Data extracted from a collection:
--- Begin ---

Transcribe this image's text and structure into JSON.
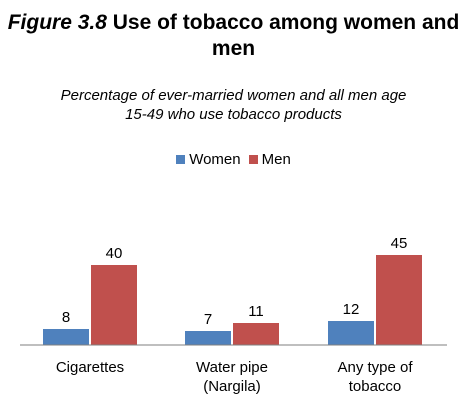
{
  "chart_data": {
    "type": "bar",
    "figure_label": "Figure 3.8",
    "title": "Use of tobacco among women and men",
    "subtitle": "Percentage of ever-married women and all men age 15-49 who use tobacco products",
    "categories": [
      [
        "Cigarettes"
      ],
      [
        "Water pipe",
        "(Nargila)"
      ],
      [
        "Any type of",
        "tobacco"
      ]
    ],
    "series": [
      {
        "name": "Women",
        "color": "#4f81bd",
        "values": [
          8,
          7,
          12
        ]
      },
      {
        "name": "Men",
        "color": "#c0504d",
        "values": [
          40,
          11,
          45
        ]
      }
    ],
    "legend_position": "top-center",
    "grid": false
  }
}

--- End ---

### Problem statement
Repeat the material above word for word and skip every image in it.

### Finished task
Transcribe this image's text and structure into JSON.
{
  "chart_data": {
    "type": "bar",
    "figure_label": "Figure 3.8",
    "title": "Use of tobacco among women and men",
    "subtitle": "Percentage of ever-married women and all men age 15-49 who use tobacco products",
    "categories": [
      [
        "Cigarettes"
      ],
      [
        "Water pipe",
        "(Nargila)"
      ],
      [
        "Any type of",
        "tobacco"
      ]
    ],
    "series": [
      {
        "name": "Women",
        "color": "#4f81bd",
        "values": [
          8,
          7,
          12
        ]
      },
      {
        "name": "Men",
        "color": "#c0504d",
        "values": [
          40,
          11,
          45
        ]
      }
    ],
    "legend_position": "top-center",
    "grid": false
  }
}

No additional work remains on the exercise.